— Start of Extracted data —

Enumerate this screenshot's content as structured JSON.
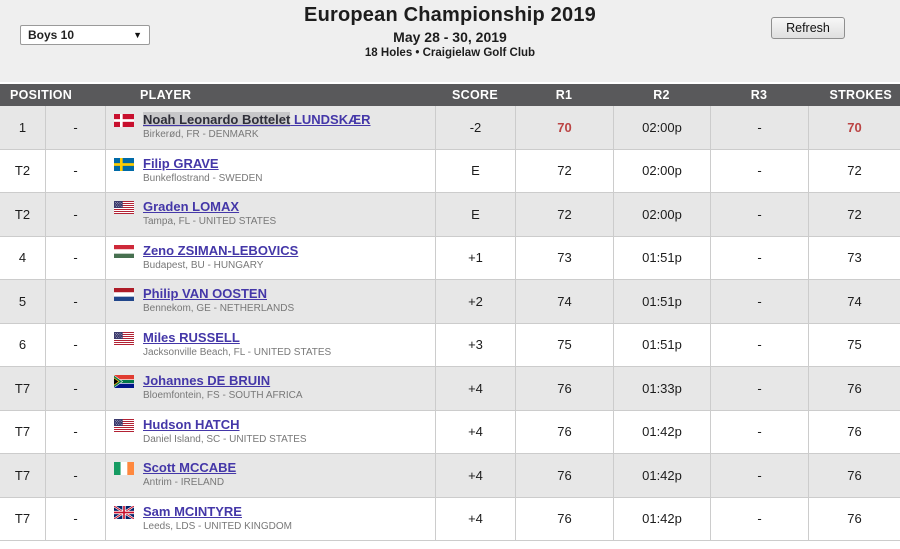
{
  "topbar": {
    "category_select": {
      "value": "Boys 10"
    },
    "title": "European Championship 2019",
    "dates": "May 28 - 30, 2019",
    "venue": "18 Holes • Craigielaw Golf Club",
    "refresh_label": "Refresh"
  },
  "colors": {
    "top_band_bg": "#efefef",
    "header_bg": "#59595b",
    "row_alt_bg": "#e7e7e7",
    "link": "#4437a8",
    "leader_score_red": "#bb4444"
  },
  "table": {
    "columns": {
      "position": "POSITION",
      "player": "PLAYER",
      "score": "SCORE",
      "r1": "R1",
      "r2": "R2",
      "r3": "R3",
      "strokes": "STROKES"
    },
    "rows": [
      {
        "position": "1",
        "move": "-",
        "flag": "denmark",
        "name": "Noah Leonardo Bottelet LUNDSKÆR",
        "selected_text": "Noah Leonardo Bottelet",
        "location": "Birkerød, FR - DENMARK",
        "score": "-2",
        "r1": "70",
        "r2": "02:00p",
        "r3": "-",
        "strokes": "70",
        "red": true
      },
      {
        "position": "T2",
        "move": "-",
        "flag": "sweden",
        "name": "Filip GRAVE",
        "location": "Bunkeflostrand - SWEDEN",
        "score": "E",
        "r1": "72",
        "r2": "02:00p",
        "r3": "-",
        "strokes": "72",
        "red": false
      },
      {
        "position": "T2",
        "move": "-",
        "flag": "united-states",
        "name": "Graden LOMAX",
        "location": "Tampa, FL - UNITED STATES",
        "score": "E",
        "r1": "72",
        "r2": "02:00p",
        "r3": "-",
        "strokes": "72",
        "red": false
      },
      {
        "position": "4",
        "move": "-",
        "flag": "hungary",
        "name": "Zeno ZSIMAN-LEBOVICS",
        "location": "Budapest, BU - HUNGARY",
        "score": "+1",
        "r1": "73",
        "r2": "01:51p",
        "r3": "-",
        "strokes": "73",
        "red": false
      },
      {
        "position": "5",
        "move": "-",
        "flag": "netherlands",
        "name": "Philip VAN OOSTEN",
        "location": "Bennekom, GE - NETHERLANDS",
        "score": "+2",
        "r1": "74",
        "r2": "01:51p",
        "r3": "-",
        "strokes": "74",
        "red": false
      },
      {
        "position": "6",
        "move": "-",
        "flag": "united-states",
        "name": "Miles RUSSELL",
        "location": "Jacksonville Beach, FL - UNITED STATES",
        "score": "+3",
        "r1": "75",
        "r2": "01:51p",
        "r3": "-",
        "strokes": "75",
        "red": false
      },
      {
        "position": "T7",
        "move": "-",
        "flag": "south-africa",
        "name": "Johannes DE BRUIN",
        "location": "Bloemfontein, FS - SOUTH AFRICA",
        "score": "+4",
        "r1": "76",
        "r2": "01:33p",
        "r3": "-",
        "strokes": "76",
        "red": false
      },
      {
        "position": "T7",
        "move": "-",
        "flag": "united-states",
        "name": "Hudson HATCH",
        "location": "Daniel Island, SC - UNITED STATES",
        "score": "+4",
        "r1": "76",
        "r2": "01:42p",
        "r3": "-",
        "strokes": "76",
        "red": false
      },
      {
        "position": "T7",
        "move": "-",
        "flag": "ireland",
        "name": "Scott MCCABE",
        "location": "Antrim - IRELAND",
        "score": "+4",
        "r1": "76",
        "r2": "01:42p",
        "r3": "-",
        "strokes": "76",
        "red": false
      },
      {
        "position": "T7",
        "move": "-",
        "flag": "united-kingdom",
        "name": "Sam MCINTYRE",
        "location": "Leeds, LDS - UNITED KINGDOM",
        "score": "+4",
        "r1": "76",
        "r2": "01:42p",
        "r3": "-",
        "strokes": "76",
        "red": false
      }
    ]
  }
}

— End of Extracted data —

The request –
Scan the lines above for "flag", then copy every one that has it.

Correct response –
        "flag": "denmark",
        "flag": "sweden",
        "flag": "united-states",
        "flag": "hungary",
        "flag": "netherlands",
        "flag": "united-states",
        "flag": "south-africa",
        "flag": "united-states",
        "flag": "ireland",
        "flag": "united-kingdom",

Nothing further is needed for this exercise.